— start —

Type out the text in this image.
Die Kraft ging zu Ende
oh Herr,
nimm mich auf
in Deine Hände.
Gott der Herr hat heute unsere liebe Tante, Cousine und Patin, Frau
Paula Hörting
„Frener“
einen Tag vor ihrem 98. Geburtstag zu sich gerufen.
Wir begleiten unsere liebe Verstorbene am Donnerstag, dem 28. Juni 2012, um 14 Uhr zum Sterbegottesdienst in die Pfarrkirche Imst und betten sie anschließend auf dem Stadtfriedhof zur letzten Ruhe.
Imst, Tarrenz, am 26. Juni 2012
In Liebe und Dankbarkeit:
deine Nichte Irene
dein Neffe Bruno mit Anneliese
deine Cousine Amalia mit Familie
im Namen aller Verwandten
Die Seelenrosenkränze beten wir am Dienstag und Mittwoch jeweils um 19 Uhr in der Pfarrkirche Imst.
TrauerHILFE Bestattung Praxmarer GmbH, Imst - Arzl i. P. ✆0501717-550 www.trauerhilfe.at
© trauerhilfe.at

— end —

Set down the entries verbatim, leaving none out.

The solution:
Type out the text in this image.
Die Kraft ging zu Ende
oh Herr,
nimm mich auf
in Deine Hände.
Gott der Herr hat heute unsere liebe Tante, Cousine und Patin, Frau
Paula Hörting
„Frener“
einen Tag vor ihrem 98. Geburtstag zu sich gerufen.
Wir begleiten unsere liebe Verstorbene am Donnerstag, dem 28. Juni 2012, um 14 Uhr zum Sterbegottesdienst in die Pfarrkirche Imst und betten sie anschließend auf dem Stadtfriedhof zur letzten Ruhe.
Imst, Tarrenz, am 26. Juni 2012
In Liebe und Dankbarkeit:
deine Nichte Irene
dein Neffe Bruno mit Anneliese
deine Cousine Amalia mit Familie
im Namen aller Verwandten
Die Seelenrosenkränze beten wir am Dienstag und Mittwoch jeweils um 19 Uhr in der Pfarrkirche Imst.
TrauerHILFE Bestattung Praxmarer GmbH, Imst - Arzl i. P. ✆0501717-550 www.trauerhilfe.at
© trauerhilfe.at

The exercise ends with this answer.